Start of Provided information

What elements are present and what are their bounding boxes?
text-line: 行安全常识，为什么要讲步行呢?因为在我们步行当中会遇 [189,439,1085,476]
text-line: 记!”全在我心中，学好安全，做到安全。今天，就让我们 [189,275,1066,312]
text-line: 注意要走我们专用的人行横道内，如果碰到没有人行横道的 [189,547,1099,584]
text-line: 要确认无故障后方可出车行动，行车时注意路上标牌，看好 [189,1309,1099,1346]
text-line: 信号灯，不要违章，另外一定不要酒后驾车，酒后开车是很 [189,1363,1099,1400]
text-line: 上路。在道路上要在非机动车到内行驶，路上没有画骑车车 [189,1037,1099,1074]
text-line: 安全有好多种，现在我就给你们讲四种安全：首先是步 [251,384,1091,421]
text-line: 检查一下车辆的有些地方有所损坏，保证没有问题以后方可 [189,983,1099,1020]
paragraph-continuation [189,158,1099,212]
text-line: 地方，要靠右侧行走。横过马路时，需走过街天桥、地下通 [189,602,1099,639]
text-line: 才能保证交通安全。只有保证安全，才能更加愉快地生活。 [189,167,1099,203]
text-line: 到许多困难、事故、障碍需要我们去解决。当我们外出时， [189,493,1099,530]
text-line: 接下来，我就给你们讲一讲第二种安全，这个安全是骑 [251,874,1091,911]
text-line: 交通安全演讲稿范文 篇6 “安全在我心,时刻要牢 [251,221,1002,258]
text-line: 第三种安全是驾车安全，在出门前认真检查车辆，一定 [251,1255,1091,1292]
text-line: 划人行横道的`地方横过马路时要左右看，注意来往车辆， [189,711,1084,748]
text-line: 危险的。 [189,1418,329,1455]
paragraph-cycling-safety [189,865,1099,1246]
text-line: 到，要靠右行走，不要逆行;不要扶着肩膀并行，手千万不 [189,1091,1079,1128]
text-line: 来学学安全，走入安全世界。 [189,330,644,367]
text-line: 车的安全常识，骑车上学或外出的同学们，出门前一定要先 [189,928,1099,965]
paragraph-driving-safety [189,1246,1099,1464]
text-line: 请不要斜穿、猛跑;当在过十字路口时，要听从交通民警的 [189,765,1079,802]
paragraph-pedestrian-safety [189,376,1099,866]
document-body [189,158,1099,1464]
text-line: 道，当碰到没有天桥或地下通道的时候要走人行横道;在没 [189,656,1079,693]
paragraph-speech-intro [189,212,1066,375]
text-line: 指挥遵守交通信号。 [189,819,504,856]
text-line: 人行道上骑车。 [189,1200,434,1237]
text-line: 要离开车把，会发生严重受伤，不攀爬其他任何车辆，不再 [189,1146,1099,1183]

End of Provided information

**The problem**
Please give every line of the records above as a Markdown table with two columns, Row and Line, leaving out any blank lines.

**In response**
| Row | Line |
|---|---|
| 1 | What elements are present and what are their bounding boxes? |
| 2 | text-line: 行安全常识，为什么要讲步行呢?因为在我们步行当中会遇 [189,439,1085,476] |
| 3 | text-line: 记!”全在我心中，学好安全，做到安全。今天，就让我们 [189,275,1066,312] |
| 4 | text-line: 注意要走我们专用的人行横道内，如果碰到没有人行横道的 [189,547,1099,584] |
| 5 | text-line: 要确认无故障后方可出车行动，行车时注意路上标牌，看好 [189,1309,1099,1346] |
| 6 | text-line: 信号灯，不要违章，另外一定不要酒后驾车，酒后开车是很 [189,1363,1099,1400] |
| 7 | text-line: 上路。在道路上要在非机动车到内行驶，路上没有画骑车车 [189,1037,1099,1074] |
| 8 | text-line: 安全有好多种，现在我就给你们讲四种安全：首先是步 [251,384,1091,421] |
| 9 | text-line: 检查一下车辆的有些地方有所损坏，保证没有问题以后方可 [189,983,1099,1020] |
| 10 | paragraph-continuation [189,158,1099,212] |
| 11 | text-line: 地方，要靠右侧行走。横过马路时，需走过街天桥、地下通 [189,602,1099,639] |
| 12 | text-line: 才能保证交通安全。只有保证安全，才能更加愉快地生活。 [189,167,1099,203] |
| 13 | text-line: 到许多困难、事故、障碍需要我们去解决。当我们外出时， [189,493,1099,530] |
| 14 | text-line: 接下来，我就给你们讲一讲第二种安全，这个安全是骑 [251,874,1091,911] |
| 15 | text-line: 交通安全演讲稿范文 篇6 “安全在我心,时刻要牢 [251,221,1002,258] |
| 16 | text-line: 第三种安全是驾车安全，在出门前认真检查车辆，一定 [251,1255,1091,1292] |
| 17 | text-line: 划人行横道的`地方横过马路时要左右看，注意来往车辆， [189,711,1084,748] |
| 18 | text-line: 危险的。 [189,1418,329,1455] |
| 19 | paragraph-cycling-safety [189,865,1099,1246] |
| 20 | text-line: 到，要靠右行走，不要逆行;不要扶着肩膀并行，手千万不 [189,1091,1079,1128] |
| 21 | text-line: 来学学安全，走入安全世界。 [189,330,644,367] |
| 22 | text-line: 车的安全常识，骑车上学或外出的同学们，出门前一定要先 [189,928,1099,965] |
| 23 | paragraph-driving-safety [189,1246,1099,1464] |
| 24 | text-line: 请不要斜穿、猛跑;当在过十字路口时，要听从交通民警的 [189,765,1079,802] |
| 25 | paragraph-pedestrian-safety [189,376,1099,866] |
| 26 | document-body [189,158,1099,1464] |
| 27 | text-line: 道，当碰到没有天桥或地下通道的时候要走人行横道;在没 [189,656,1079,693] |
| 28 | paragraph-speech-intro [189,212,1066,375] |
| 29 | text-line: 指挥遵守交通信号。 [189,819,504,856] |
| 30 | text-line: 人行道上骑车。 [189,1200,434,1237] |
| 31 | text-line: 要离开车把，会发生严重受伤，不攀爬其他任何车辆，不再 [189,1146,1099,1183] |